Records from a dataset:
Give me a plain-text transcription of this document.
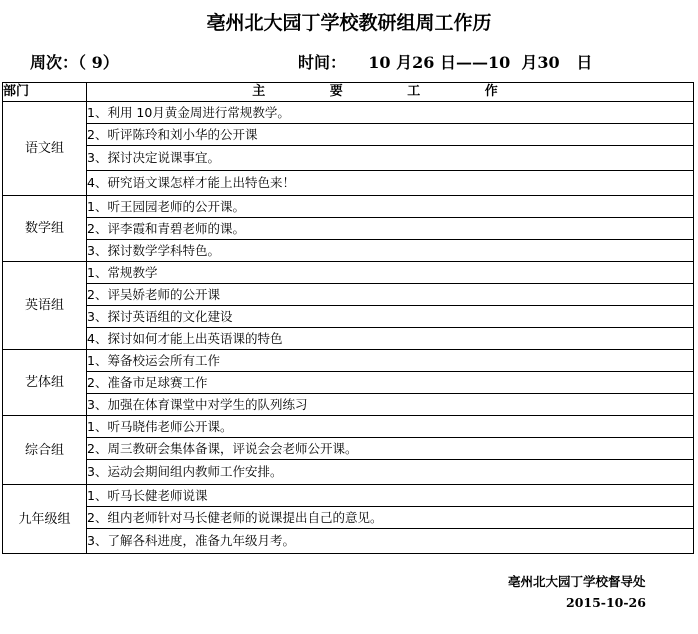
亳州北大园丁学校教研组周工作历
周次：（ 9）	时间：    10 月26 日——10  月30   日
部门	主 要 工 作
语文组	1、利用 10月黄金周进行常规教学。
	2、听评陈玲和刘小华的公开课
	3、探讨决定说课事宜。
	4、研究语文课怎样才能上出特色来！
数学组	1、听王园园老师的公开课。
	2、评李霞和青碧老师的课。
	3、探讨数学学科特色。
英语组	1、常规教学
	2、评吴娇老师的公开课
	3、探讨英语组的文化建设
	4、探讨如何才能上出英语课的特色
艺体组	1、筹备校运会所有工作
	2、准备市足球赛工作
	3、加强在体育课堂中对学生的队列练习
综合组	1、听马晓伟老师公开课。
	2、周三教研会集体备课，评说会会老师公开课。
	3、运动会期间组内教师工作安排。
九年级组	1、听马长健老师说课
	2、组内老师针对马长健老师的说课提出自己的意见。
	3、了解各科进度，准备九年级月考。
亳州北大园丁学校督导处
2015-10-26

Required task: Transcribe the material exactly, and leave out whatever pictures it holds.

Correct response:
Give me a plain-text transcription of this document.
亳州北大园丁学校教研组周工作历
周次：（ 9）	时间：    10 月26 日——10  月30   日
部门	主 要 工 作
语文组	1、利用 10月黄金周进行常规教学。
	2、听评陈玲和刘小华的公开课
	3、探讨决定说课事宜。
	4、研究语文课怎样才能上出特色来！
数学组	1、听王园园老师的公开课。
	2、评李霞和青碧老师的课。
	3、探讨数学学科特色。
英语组	1、常规教学
	2、评吴娇老师的公开课
	3、探讨英语组的文化建设
	4、探讨如何才能上出英语课的特色
艺体组	1、筹备校运会所有工作
	2、准备市足球赛工作
	3、加强在体育课堂中对学生的队列练习
综合组	1、听马晓伟老师公开课。
	2、周三教研会集体备课，评说会会老师公开课。
	3、运动会期间组内教师工作安排。
九年级组	1、听马长健老师说课
	2、组内老师针对马长健老师的说课提出自己的意见。
	3、了解各科进度，准备九年级月考。
亳州北大园丁学校督导处
2015-10-26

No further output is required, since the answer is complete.